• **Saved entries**
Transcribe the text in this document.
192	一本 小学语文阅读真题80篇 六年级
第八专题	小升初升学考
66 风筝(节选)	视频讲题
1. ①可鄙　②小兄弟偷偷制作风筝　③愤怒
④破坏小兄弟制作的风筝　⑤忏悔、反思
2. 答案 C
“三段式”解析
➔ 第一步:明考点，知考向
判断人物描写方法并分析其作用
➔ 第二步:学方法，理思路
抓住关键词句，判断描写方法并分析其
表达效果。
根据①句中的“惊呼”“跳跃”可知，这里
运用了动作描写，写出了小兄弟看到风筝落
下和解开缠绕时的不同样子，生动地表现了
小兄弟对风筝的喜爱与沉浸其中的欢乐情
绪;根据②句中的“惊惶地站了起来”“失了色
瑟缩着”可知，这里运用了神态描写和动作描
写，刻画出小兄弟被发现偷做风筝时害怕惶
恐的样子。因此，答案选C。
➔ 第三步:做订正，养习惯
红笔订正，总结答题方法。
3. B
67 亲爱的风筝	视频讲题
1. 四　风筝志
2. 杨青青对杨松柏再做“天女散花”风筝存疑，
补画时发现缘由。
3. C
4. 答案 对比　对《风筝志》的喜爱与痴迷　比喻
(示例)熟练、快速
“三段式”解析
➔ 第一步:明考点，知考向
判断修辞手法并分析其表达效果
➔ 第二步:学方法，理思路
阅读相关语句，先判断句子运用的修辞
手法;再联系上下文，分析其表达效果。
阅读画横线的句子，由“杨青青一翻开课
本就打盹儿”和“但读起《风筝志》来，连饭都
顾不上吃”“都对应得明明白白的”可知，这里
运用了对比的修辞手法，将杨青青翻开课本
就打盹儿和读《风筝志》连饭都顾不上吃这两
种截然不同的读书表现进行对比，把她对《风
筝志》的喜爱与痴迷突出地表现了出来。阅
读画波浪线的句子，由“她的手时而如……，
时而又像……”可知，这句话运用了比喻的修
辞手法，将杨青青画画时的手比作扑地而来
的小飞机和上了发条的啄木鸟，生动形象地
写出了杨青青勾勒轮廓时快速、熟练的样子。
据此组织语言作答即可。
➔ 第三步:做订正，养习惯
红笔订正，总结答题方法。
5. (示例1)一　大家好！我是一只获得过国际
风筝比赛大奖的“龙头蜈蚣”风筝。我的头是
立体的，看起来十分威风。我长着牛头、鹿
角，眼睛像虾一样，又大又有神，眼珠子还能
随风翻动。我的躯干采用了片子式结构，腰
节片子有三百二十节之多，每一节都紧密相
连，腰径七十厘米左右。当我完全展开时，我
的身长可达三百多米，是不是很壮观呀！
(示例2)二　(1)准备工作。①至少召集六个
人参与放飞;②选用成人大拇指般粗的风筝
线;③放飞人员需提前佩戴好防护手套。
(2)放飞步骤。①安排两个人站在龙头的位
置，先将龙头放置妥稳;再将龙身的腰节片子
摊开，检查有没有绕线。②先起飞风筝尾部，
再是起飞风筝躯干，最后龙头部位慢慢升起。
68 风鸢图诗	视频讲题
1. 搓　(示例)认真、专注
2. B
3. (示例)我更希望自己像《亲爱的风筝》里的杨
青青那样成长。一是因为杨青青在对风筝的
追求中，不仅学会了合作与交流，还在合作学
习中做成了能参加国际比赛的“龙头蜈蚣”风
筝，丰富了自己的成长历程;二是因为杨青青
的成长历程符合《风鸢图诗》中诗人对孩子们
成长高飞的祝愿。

• **TASK PROMPT**
Write out every entry verbatim.

• **EXERCISE RESPONSE**
Transcribe the text in this document.
192	一本 小学语文阅读真题80篇 六年级
第八专题	小升初升学考
66 风筝(节选)	视频讲题
1. ①可鄙　②小兄弟偷偷制作风筝　③愤怒
④破坏小兄弟制作的风筝　⑤忏悔、反思
2. 答案 C
“三段式”解析
➔ 第一步:明考点，知考向
判断人物描写方法并分析其作用
➔ 第二步:学方法，理思路
抓住关键词句，判断描写方法并分析其
表达效果。
根据①句中的“惊呼”“跳跃”可知，这里
运用了动作描写，写出了小兄弟看到风筝落
下和解开缠绕时的不同样子，生动地表现了
小兄弟对风筝的喜爱与沉浸其中的欢乐情
绪;根据②句中的“惊惶地站了起来”“失了色
瑟缩着”可知，这里运用了神态描写和动作描
写，刻画出小兄弟被发现偷做风筝时害怕惶
恐的样子。因此，答案选C。
➔ 第三步:做订正，养习惯
红笔订正，总结答题方法。
3. B
67 亲爱的风筝	视频讲题
1. 四　风筝志
2. 杨青青对杨松柏再做“天女散花”风筝存疑，
补画时发现缘由。
3. C
4. 答案 对比　对《风筝志》的喜爱与痴迷　比喻
(示例)熟练、快速
“三段式”解析
➔ 第一步:明考点，知考向
判断修辞手法并分析其表达效果
➔ 第二步:学方法，理思路
阅读相关语句，先判断句子运用的修辞
手法;再联系上下文，分析其表达效果。
阅读画横线的句子，由“杨青青一翻开课
本就打盹儿”和“但读起《风筝志》来，连饭都
顾不上吃”“都对应得明明白白的”可知，这里
运用了对比的修辞手法，将杨青青翻开课本
就打盹儿和读《风筝志》连饭都顾不上吃这两
种截然不同的读书表现进行对比，把她对《风
筝志》的喜爱与痴迷突出地表现了出来。阅
读画波浪线的句子，由“她的手时而如……，
时而又像……”可知，这句话运用了比喻的修
辞手法，将杨青青画画时的手比作扑地而来
的小飞机和上了发条的啄木鸟，生动形象地
写出了杨青青勾勒轮廓时快速、熟练的样子。
据此组织语言作答即可。
➔ 第三步:做订正，养习惯
红笔订正，总结答题方法。
5. (示例1)一　大家好！我是一只获得过国际
风筝比赛大奖的“龙头蜈蚣”风筝。我的头是
立体的，看起来十分威风。我长着牛头、鹿
角，眼睛像虾一样，又大又有神，眼珠子还能
随风翻动。我的躯干采用了片子式结构，腰
节片子有三百二十节之多，每一节都紧密相
连，腰径七十厘米左右。当我完全展开时，我
的身长可达三百多米，是不是很壮观呀！
(示例2)二　(1)准备工作。①至少召集六个
人参与放飞;②选用成人大拇指般粗的风筝
线;③放飞人员需提前佩戴好防护手套。
(2)放飞步骤。①安排两个人站在龙头的位
置，先将龙头放置妥稳;再将龙身的腰节片子
摊开，检查有没有绕线。②先起飞风筝尾部，
再是起飞风筝躯干，最后龙头部位慢慢升起。
68 风鸢图诗	视频讲题
1. 搓　(示例)认真、专注
2. B
3. (示例)我更希望自己像《亲爱的风筝》里的杨
青青那样成长。一是因为杨青青在对风筝的
追求中，不仅学会了合作与交流，还在合作学
习中做成了能参加国际比赛的“龙头蜈蚣”风
筝，丰富了自己的成长历程;二是因为杨青青
的成长历程符合《风鸢图诗》中诗人对孩子们
成长高飞的祝愿。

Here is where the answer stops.